-- Supplied entries --
+++

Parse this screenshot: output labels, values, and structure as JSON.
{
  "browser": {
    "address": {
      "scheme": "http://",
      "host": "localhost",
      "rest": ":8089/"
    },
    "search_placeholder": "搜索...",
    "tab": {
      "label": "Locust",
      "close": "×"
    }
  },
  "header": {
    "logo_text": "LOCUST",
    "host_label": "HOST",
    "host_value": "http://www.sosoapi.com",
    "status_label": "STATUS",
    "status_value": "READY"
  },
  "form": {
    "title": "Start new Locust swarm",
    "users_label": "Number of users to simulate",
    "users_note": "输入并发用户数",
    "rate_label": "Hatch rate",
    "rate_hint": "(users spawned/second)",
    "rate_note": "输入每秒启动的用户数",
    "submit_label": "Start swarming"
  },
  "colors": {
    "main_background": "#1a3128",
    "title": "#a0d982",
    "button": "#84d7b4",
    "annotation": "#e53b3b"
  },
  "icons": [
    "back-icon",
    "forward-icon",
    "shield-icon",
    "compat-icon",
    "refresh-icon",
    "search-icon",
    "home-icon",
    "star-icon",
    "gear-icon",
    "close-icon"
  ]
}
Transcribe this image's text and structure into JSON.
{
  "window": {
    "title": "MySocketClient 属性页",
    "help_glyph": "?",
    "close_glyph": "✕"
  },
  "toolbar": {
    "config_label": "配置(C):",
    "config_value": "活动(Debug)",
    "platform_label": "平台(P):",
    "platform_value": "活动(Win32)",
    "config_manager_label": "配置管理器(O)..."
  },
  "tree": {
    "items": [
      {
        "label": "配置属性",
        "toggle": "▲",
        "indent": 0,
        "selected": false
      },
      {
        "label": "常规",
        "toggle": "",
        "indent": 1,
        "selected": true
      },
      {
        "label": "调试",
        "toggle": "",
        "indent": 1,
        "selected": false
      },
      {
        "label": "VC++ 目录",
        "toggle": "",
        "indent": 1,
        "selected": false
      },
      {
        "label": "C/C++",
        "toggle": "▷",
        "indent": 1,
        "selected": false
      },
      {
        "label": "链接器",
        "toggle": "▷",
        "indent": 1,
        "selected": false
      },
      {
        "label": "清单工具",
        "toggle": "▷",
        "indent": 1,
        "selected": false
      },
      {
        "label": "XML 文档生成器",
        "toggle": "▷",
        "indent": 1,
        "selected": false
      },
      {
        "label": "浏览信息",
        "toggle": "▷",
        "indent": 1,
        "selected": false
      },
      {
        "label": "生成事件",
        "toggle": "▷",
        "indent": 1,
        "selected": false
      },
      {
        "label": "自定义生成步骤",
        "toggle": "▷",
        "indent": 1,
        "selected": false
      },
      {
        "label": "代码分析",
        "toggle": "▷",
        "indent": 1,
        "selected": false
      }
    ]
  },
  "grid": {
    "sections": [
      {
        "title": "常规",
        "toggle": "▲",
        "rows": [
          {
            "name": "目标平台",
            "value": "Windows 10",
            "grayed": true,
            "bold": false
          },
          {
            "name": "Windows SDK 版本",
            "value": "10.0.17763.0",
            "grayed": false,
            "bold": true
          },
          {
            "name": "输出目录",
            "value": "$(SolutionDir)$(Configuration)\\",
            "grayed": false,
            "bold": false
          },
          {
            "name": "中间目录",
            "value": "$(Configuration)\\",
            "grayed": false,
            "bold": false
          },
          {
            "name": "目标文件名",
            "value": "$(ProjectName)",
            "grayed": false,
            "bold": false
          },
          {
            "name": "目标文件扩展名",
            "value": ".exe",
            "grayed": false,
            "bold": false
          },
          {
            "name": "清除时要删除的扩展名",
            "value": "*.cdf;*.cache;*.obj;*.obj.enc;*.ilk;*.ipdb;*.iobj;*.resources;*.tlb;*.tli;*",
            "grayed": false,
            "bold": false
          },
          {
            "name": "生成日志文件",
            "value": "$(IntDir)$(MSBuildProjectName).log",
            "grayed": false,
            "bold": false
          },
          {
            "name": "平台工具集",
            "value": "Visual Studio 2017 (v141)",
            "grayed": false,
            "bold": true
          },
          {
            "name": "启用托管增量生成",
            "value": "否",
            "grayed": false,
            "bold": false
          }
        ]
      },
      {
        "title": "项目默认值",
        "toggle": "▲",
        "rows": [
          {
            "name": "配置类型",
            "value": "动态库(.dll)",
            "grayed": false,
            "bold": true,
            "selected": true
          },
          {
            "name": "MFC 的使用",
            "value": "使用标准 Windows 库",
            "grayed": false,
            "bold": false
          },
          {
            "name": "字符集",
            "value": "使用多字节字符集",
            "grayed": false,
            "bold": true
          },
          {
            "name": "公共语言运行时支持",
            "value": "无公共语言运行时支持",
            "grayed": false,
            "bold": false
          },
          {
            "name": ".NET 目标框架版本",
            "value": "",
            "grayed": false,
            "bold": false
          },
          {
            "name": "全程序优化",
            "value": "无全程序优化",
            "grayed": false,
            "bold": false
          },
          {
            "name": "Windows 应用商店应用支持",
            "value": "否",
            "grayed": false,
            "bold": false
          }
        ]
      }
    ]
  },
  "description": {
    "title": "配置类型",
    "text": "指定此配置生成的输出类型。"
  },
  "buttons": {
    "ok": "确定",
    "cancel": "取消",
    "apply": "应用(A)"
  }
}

+++

-- The exercise --
Find all the lines containing "Configuration" in the material, then copy them.

-- Response for this exercise --
            "value": "$(SolutionDir)$(Configuration)\\",
            "value": "$(Configuration)\\",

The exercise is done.